• [Exercise directions]
Reproduce the passage of the essay on political correctness, starting at "When I graduated" and ending at "English major there.", with "slogan" replaced by "motto".

━━ Document extract

When I graduated from Liberty University in 2011, one of the more popular t-shirts worn on campus declared “Liberty University: Politically Incorrect Since 1971.” Even though there were a lot of things I loved about Liberty, that saying was never one of them. I understood the point, but I was always a bit embarrassed that the university I described with pride to my friends back home was the same university that seemingly disregarded the importance of grace and care in truth telling. The slogan didn’t match my impression of the university’s leaders, nor did it represent the wisdom I gleaned as an English major there.
There is a fine line between knowing it’s impossible to keep everyone comfortable and casting away sensitivity as a frivolous tool.The professors I most admired at Liberty taught me the importance of gracious communication, regardless of whether I’m the one doing the talking or I’m listening to someone else. I learned about the overwhelming value of words, as described in James 3, and attempted to become charitable not only in my expressions, but also in my interpretation of others’ expressions. This is something I fail at frequently, but it’s also something the apparently politically incorrect Liberty University community made me more mindful of than ever. And yet I frequently felt like an outlier within this community because I learned to view political correctness as valuable, both personally and communally.
Though political correctness is not a new movement — its current use in American culture can be traced to the early 1990s — it is certainly seeing a revival, the effects of which, many are convinced, are perhaps more detrimental than helpful to productive discourse. In a recent article published by New York Magazine, Jonathan Chait examined the effects of the newly revived political correctness movement — a movement that uses phrases like “trigger warning” and “microaggression” to insinuate the potentially traumatic nature of certain ideas. Chait cites numerous incidents similar to this one:
Last March at University of California-Santa Barbara, in, ironically, a “free-speech zone,” a 16-year-old anti-abortion protester named Thrin Short and her 21-year-old sister Joan displayed a sign arrayed with graphic images of aborted fetuses. They caught the attention of Mireille Miller-Young, a professor of feminist studies. Miller-Young, angered by the sign, demanded that they take it down. When they refused, Miller-Young snatched the sign, took it back to her office to destroy it, and shoved one of the Short sisters on the way.
Speaking to police after the altercation, Miller-Young told them that the images of the fetuses had “triggered” her and violated her “personal right to go to work and not be in harm.” A Facebook group called “UCSB Microaggressions” declared themselves “in solidarity” with Miller-Young and urged the campus “to provide as much support as possible.”
Chait points out that, by legal standards, Miller-Young was guilty of vandalism, battery, and robbery. However, because of the offensive nature of the signs she confiscated, to many she was innocent of wrongdoing. Even further, she was not only seen as innocent but was also cast as victim with the offensive content (and those who subjected her to it) cast as perpetrators.
The dangerous principles at the foundation of this thought process are obvious; the idea that offensive content can be effectively policed and eradicated is preposterous. The standard for offensive content is too ambiguous, the line between simply filtering out what’s offensive and blatant censorship too blurred. And yet, I have felt victimized by certain ideas and philosophies before; I have benefitted from trigger warnings others have mocked. So where is the balance? How can we ensure everyone has access to a safe environment while maintaining the tenets of free speech?

━━━━
━━ Entries supplied

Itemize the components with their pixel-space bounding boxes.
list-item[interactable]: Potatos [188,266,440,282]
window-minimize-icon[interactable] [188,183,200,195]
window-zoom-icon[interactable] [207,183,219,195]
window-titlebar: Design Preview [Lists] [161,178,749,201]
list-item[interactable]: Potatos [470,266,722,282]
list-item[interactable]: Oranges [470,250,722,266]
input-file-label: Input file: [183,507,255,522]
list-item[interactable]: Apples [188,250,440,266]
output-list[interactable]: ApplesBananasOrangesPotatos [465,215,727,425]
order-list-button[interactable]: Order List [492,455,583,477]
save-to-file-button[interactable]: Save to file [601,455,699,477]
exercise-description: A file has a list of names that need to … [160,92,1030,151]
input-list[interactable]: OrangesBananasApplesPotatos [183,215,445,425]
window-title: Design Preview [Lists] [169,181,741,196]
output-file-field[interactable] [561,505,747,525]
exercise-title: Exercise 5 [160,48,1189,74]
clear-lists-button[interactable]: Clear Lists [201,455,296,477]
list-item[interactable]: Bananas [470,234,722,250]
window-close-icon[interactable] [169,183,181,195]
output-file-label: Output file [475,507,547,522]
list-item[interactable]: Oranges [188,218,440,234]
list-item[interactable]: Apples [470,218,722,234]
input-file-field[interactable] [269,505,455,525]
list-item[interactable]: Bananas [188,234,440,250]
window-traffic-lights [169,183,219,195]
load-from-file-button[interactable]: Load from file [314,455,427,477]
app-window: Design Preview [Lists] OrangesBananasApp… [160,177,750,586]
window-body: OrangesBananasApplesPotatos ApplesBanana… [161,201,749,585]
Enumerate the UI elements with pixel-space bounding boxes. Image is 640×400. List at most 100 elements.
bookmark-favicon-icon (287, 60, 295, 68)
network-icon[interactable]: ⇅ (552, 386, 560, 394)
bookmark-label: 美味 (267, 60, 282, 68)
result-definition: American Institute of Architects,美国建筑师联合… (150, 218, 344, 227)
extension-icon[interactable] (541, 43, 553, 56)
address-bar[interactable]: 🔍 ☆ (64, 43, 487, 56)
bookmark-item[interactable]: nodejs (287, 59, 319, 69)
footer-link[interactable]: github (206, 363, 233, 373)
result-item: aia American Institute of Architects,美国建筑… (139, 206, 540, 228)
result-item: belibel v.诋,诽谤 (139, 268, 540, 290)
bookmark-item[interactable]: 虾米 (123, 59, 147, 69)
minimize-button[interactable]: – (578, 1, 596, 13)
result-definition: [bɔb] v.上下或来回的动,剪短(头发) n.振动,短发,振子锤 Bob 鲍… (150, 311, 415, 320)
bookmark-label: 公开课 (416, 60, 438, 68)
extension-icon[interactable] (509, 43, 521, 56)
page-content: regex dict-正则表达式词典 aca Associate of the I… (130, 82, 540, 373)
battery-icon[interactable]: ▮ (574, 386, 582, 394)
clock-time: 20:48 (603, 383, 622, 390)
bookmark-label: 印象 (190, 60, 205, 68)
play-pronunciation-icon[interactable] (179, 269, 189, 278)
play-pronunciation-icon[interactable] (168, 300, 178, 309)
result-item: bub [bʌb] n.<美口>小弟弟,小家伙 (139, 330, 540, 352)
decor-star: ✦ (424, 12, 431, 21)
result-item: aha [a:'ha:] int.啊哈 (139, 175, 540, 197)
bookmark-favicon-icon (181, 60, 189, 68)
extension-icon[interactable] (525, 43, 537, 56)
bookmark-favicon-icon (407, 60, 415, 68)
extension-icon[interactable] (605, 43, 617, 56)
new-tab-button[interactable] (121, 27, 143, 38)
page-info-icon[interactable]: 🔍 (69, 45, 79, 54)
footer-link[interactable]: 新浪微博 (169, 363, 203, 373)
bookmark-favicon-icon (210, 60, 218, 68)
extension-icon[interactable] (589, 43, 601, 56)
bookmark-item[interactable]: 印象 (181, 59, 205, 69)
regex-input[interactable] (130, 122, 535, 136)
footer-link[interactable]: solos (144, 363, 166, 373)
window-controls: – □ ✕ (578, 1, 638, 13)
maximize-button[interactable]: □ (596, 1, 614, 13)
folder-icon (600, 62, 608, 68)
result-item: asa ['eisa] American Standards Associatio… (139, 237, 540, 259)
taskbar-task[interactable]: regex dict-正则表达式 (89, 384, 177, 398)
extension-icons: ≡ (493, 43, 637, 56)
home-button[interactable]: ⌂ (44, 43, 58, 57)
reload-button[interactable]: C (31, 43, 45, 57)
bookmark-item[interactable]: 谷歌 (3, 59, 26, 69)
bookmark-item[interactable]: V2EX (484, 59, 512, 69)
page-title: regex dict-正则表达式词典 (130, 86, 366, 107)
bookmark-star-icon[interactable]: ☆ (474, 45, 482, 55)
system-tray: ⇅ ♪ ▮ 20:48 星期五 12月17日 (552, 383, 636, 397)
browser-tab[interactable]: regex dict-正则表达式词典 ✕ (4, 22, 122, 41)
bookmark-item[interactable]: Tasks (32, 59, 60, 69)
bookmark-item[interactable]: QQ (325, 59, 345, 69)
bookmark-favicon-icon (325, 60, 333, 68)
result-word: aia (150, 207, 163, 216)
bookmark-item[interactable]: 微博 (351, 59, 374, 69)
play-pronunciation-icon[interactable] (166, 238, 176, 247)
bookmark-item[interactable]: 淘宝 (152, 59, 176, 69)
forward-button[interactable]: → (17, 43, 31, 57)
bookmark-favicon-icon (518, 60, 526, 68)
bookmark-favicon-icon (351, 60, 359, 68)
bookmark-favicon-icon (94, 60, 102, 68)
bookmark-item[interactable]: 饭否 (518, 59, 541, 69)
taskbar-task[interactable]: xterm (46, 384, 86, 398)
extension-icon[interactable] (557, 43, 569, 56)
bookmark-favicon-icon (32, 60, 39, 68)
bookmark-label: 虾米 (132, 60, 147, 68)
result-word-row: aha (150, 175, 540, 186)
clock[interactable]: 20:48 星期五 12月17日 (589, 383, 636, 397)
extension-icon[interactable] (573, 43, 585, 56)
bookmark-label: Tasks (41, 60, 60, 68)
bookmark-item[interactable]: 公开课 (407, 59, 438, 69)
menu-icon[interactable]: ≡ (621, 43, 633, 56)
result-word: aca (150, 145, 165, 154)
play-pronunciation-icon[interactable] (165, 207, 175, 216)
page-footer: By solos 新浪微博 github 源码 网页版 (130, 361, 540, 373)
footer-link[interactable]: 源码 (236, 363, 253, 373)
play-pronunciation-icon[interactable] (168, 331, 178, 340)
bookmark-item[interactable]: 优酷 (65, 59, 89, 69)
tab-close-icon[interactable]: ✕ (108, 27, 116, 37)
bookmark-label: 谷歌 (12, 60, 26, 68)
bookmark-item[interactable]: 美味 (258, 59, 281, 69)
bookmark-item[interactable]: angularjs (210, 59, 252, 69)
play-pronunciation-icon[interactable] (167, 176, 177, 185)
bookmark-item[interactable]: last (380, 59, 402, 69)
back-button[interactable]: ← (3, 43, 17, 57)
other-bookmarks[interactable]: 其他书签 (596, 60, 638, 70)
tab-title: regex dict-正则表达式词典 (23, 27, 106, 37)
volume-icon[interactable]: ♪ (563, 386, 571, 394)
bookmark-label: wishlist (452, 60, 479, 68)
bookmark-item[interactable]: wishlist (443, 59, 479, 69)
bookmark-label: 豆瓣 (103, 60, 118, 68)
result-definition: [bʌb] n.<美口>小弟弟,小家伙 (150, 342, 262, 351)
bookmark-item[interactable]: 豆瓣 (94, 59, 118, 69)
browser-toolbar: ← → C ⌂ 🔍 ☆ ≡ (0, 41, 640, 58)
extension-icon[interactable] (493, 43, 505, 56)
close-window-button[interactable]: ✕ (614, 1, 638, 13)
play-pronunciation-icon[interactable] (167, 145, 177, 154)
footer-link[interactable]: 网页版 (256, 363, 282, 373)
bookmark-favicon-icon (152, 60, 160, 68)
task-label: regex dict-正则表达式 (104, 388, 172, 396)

━━━━

• [Response to the exercise]
When I graduated from Liberty University in 2011, one of the more popular t-shirts worn on campus declared “Liberty University: Politically Incorrect Since 1971.” Even though there were a lot of things I loved about Liberty, that saying was never one of them. I understood the point, but I was always a bit embarrassed that the university I described with pride to my friends back home was the same university that seemingly disregarded the importance of grace and care in truth telling. The motto didn’t match my impression of the university’s leaders, nor did it represent the wisdom I gleaned as an English major there.